* **Given instruction**
Restate every line of the material, word for word.
* * * * *
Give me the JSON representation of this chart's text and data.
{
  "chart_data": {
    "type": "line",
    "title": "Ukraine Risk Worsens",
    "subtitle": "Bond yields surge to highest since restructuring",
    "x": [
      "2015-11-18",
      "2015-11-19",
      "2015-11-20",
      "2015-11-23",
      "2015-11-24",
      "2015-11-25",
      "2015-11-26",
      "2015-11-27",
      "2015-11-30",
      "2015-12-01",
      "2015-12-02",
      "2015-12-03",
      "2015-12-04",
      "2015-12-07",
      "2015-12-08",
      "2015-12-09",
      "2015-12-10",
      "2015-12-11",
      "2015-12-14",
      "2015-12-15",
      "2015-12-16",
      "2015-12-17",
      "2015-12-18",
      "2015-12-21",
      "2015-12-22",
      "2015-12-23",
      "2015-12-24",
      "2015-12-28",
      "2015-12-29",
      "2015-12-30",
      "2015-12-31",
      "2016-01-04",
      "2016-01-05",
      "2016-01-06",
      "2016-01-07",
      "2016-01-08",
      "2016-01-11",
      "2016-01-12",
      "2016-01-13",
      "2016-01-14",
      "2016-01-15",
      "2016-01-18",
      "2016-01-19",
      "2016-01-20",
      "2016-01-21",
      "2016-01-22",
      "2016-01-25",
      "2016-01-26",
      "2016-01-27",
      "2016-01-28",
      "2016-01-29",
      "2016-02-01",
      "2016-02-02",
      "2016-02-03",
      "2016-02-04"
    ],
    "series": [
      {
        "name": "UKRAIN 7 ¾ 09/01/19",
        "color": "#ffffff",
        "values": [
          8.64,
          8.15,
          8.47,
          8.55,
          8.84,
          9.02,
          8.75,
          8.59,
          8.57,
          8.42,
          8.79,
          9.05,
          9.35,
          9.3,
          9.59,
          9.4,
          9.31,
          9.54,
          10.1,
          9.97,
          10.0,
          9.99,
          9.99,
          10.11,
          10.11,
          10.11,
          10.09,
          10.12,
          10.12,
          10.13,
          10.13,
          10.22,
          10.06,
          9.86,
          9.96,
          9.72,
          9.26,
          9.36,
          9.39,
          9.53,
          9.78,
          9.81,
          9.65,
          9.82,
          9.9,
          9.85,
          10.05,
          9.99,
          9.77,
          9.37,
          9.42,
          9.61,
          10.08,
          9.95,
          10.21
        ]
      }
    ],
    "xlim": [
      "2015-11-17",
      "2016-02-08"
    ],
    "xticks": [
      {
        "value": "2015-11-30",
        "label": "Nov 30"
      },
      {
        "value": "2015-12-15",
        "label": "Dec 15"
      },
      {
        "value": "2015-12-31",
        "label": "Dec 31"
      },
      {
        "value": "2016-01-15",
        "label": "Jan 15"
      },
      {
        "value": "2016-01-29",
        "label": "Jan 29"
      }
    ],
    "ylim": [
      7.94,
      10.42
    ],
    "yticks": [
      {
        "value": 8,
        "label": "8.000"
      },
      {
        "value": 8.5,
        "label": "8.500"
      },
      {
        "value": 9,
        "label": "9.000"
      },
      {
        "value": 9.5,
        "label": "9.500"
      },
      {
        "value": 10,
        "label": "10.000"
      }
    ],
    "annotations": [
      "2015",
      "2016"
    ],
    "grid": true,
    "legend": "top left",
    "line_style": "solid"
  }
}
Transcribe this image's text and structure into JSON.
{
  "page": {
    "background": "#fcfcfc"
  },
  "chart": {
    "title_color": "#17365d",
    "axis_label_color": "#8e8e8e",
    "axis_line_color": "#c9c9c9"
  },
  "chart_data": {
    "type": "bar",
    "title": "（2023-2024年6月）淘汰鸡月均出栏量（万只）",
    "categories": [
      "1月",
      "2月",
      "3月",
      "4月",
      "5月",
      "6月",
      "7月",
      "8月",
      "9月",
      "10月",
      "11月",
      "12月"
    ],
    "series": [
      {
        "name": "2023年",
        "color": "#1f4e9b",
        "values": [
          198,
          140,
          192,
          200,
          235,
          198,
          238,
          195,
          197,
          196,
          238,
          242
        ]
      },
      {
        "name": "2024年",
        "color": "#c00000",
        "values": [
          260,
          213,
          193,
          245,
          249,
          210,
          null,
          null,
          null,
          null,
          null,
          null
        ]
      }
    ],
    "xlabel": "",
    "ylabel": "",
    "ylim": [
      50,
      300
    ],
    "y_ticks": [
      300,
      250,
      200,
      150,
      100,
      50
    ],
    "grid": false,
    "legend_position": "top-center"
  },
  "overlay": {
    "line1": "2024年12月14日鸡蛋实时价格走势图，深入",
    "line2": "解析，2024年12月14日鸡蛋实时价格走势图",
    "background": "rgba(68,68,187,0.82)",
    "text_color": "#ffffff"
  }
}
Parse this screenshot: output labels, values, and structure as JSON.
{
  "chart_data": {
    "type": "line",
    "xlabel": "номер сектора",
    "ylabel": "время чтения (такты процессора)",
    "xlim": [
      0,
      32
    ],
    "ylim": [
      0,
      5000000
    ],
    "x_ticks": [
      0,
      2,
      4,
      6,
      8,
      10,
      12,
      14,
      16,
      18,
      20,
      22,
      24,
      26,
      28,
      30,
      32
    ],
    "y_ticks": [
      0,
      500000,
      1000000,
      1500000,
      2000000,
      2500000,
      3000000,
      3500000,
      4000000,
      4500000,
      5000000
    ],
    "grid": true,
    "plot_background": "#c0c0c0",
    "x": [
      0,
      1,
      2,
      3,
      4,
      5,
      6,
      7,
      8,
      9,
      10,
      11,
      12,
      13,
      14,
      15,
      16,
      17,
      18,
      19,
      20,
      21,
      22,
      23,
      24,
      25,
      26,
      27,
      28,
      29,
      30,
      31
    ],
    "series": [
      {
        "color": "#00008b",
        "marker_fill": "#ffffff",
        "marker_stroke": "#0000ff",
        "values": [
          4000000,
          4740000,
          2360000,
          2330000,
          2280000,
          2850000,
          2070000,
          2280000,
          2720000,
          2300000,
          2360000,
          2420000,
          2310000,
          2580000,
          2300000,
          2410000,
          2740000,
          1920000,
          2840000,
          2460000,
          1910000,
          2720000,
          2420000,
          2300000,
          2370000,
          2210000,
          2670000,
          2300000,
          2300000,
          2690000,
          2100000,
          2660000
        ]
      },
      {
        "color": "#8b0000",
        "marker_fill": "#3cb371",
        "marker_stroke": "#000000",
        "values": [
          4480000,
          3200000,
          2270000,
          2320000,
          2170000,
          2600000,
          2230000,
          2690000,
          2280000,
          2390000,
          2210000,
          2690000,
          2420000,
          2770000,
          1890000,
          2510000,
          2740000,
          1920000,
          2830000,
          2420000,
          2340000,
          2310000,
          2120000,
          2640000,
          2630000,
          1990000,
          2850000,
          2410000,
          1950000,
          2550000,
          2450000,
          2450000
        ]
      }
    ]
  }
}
* * * * *
* **Task solution**
Give me the JSON representation of this chart's text and data.
{
  "chart_data": {
    "type": "line",
    "title": "Ukraine Risk Worsens",
    "subtitle": "Bond yields surge to highest since restructuring",
    "x": [
      "2015-11-18",
      "2015-11-19",
      "2015-11-20",
      "2015-11-23",
      "2015-11-24",
      "2015-11-25",
      "2015-11-26",
      "2015-11-27",
      "2015-11-30",
      "2015-12-01",
      "2015-12-02",
      "2015-12-03",
      "2015-12-04",
      "2015-12-07",
      "2015-12-08",
      "2015-12-09",
      "2015-12-10",
      "2015-12-11",
      "2015-12-14",
      "2015-12-15",
      "2015-12-16",
      "2015-12-17",
      "2015-12-18",
      "2015-12-21",
      "2015-12-22",
      "2015-12-23",
      "2015-12-24",
      "2015-12-28",
      "2015-12-29",
      "2015-12-30",
      "2015-12-31",
      "2016-01-04",
      "2016-01-05",
      "2016-01-06",
      "2016-01-07",
      "2016-01-08",
      "2016-01-11",
      "2016-01-12",
      "2016-01-13",
      "2016-01-14",
      "2016-01-15",
      "2016-01-18",
      "2016-01-19",
      "2016-01-20",
      "2016-01-21",
      "2016-01-22",
      "2016-01-25",
      "2016-01-26",
      "2016-01-27",
      "2016-01-28",
      "2016-01-29",
      "2016-02-01",
      "2016-02-02",
      "2016-02-03",
      "2016-02-04"
    ],
    "series": [
      {
        "name": "UKRAIN 7 ¾ 09/01/19",
        "color": "#ffffff",
        "values": [
          8.64,
          8.15,
          8.47,
          8.55,
          8.84,
          9.02,
          8.75,
          8.59,
          8.57,
          8.42,
          8.79,
          9.05,
          9.35,
          9.3,
          9.59,
          9.4,
          9.31,
          9.54,
          10.1,
          9.97,
          10.0,
          9.99,
          9.99,
          10.11,
          10.11,
          10.11,
          10.09,
          10.12,
          10.12,
          10.13,
          10.13,
          10.22,
          10.06,
          9.86,
          9.96,
          9.72,
          9.26,
          9.36,
          9.39,
          9.53,
          9.78,
          9.81,
          9.65,
          9.82,
          9.9,
          9.85,
          10.05,
          9.99,
          9.77,
          9.37,
          9.42,
          9.61,
          10.08,
          9.95,
          10.21
        ]
      }
    ],
    "xlim": [
      "2015-11-17",
      "2016-02-08"
    ],
    "xticks": [
      {
        "value": "2015-11-30",
        "label": "Nov 30"
      },
      {
        "value": "2015-12-15",
        "label": "Dec 15"
      },
      {
        "value": "2015-12-31",
        "label": "Dec 31"
      },
      {
        "value": "2016-01-15",
        "label": "Jan 15"
      },
      {
        "value": "2016-01-29",
        "label": "Jan 29"
      }
    ],
    "ylim": [
      7.94,
      10.42
    ],
    "yticks": [
      {
        "value": 8,
        "label": "8.000"
      },
      {
        "value": 8.5,
        "label": "8.500"
      },
      {
        "value": 9,
        "label": "9.000"
      },
      {
        "value": 9.5,
        "label": "9.500"
      },
      {
        "value": 10,
        "label": "10.000"
      }
    ],
    "annotations": [
      "2015",
      "2016"
    ],
    "grid": true,
    "legend": "top left",
    "line_style": "solid"
  }
}
Transcribe this image's text and structure into JSON.
{
  "page": {
    "background": "#fcfcfc"
  },
  "chart": {
    "title_color": "#17365d",
    "axis_label_color": "#8e8e8e",
    "axis_line_color": "#c9c9c9"
  },
  "chart_data": {
    "type": "bar",
    "title": "（2023-2024年6月）淘汰鸡月均出栏量（万只）",
    "categories": [
      "1月",
      "2月",
      "3月",
      "4月",
      "5月",
      "6月",
      "7月",
      "8月",
      "9月",
      "10月",
      "11月",
      "12月"
    ],
    "series": [
      {
        "name": "2023年",
        "color": "#1f4e9b",
        "values": [
          198,
          140,
          192,
          200,
          235,
          198,
          238,
          195,
          197,
          196,
          238,
          242
        ]
      },
      {
        "name": "2024年",
        "color": "#c00000",
        "values": [
          260,
          213,
          193,
          245,
          249,
          210,
          null,
          null,
          null,
          null,
          null,
          null
        ]
      }
    ],
    "xlabel": "",
    "ylabel": "",
    "ylim": [
      50,
      300
    ],
    "y_ticks": [
      300,
      250,
      200,
      150,
      100,
      50
    ],
    "grid": false,
    "legend_position": "top-center"
  },
  "overlay": {
    "line1": "2024年12月14日鸡蛋实时价格走势图，深入",
    "line2": "解析，2024年12月14日鸡蛋实时价格走势图",
    "background": "rgba(68,68,187,0.82)",
    "text_color": "#ffffff"
  }
}
Parse this screenshot: output labels, values, and structure as JSON.
{
  "chart_data": {
    "type": "line",
    "xlabel": "номер сектора",
    "ylabel": "время чтения (такты процессора)",
    "xlim": [
      0,
      32
    ],
    "ylim": [
      0,
      5000000
    ],
    "x_ticks": [
      0,
      2,
      4,
      6,
      8,
      10,
      12,
      14,
      16,
      18,
      20,
      22,
      24,
      26,
      28,
      30,
      32
    ],
    "y_ticks": [
      0,
      500000,
      1000000,
      1500000,
      2000000,
      2500000,
      3000000,
      3500000,
      4000000,
      4500000,
      5000000
    ],
    "grid": true,
    "plot_background": "#c0c0c0",
    "x": [
      0,
      1,
      2,
      3,
      4,
      5,
      6,
      7,
      8,
      9,
      10,
      11,
      12,
      13,
      14,
      15,
      16,
      17,
      18,
      19,
      20,
      21,
      22,
      23,
      24,
      25,
      26,
      27,
      28,
      29,
      30,
      31
    ],
    "series": [
      {
        "color": "#00008b",
        "marker_fill": "#ffffff",
        "marker_stroke": "#0000ff",
        "values": [
          4000000,
          4740000,
          2360000,
          2330000,
          2280000,
          2850000,
          2070000,
          2280000,
          2720000,
          2300000,
          2360000,
          2420000,
          2310000,
          2580000,
          2300000,
          2410000,
          2740000,
          1920000,
          2840000,
          2460000,
          1910000,
          2720000,
          2420000,
          2300000,
          2370000,
          2210000,
          2670000,
          2300000,
          2300000,
          2690000,
          2100000,
          2660000
        ]
      },
      {
        "color": "#8b0000",
        "marker_fill": "#3cb371",
        "marker_stroke": "#000000",
        "values": [
          4480000,
          3200000,
          2270000,
          2320000,
          2170000,
          2600000,
          2230000,
          2690000,
          2280000,
          2390000,
          2210000,
          2690000,
          2420000,
          2770000,
          1890000,
          2510000,
          2740000,
          1920000,
          2830000,
          2420000,
          2340000,
          2310000,
          2120000,
          2640000,
          2630000,
          1990000,
          2850000,
          2410000,
          1950000,
          2550000,
          2450000,
          2450000
        ]
      }
    ]
  }
}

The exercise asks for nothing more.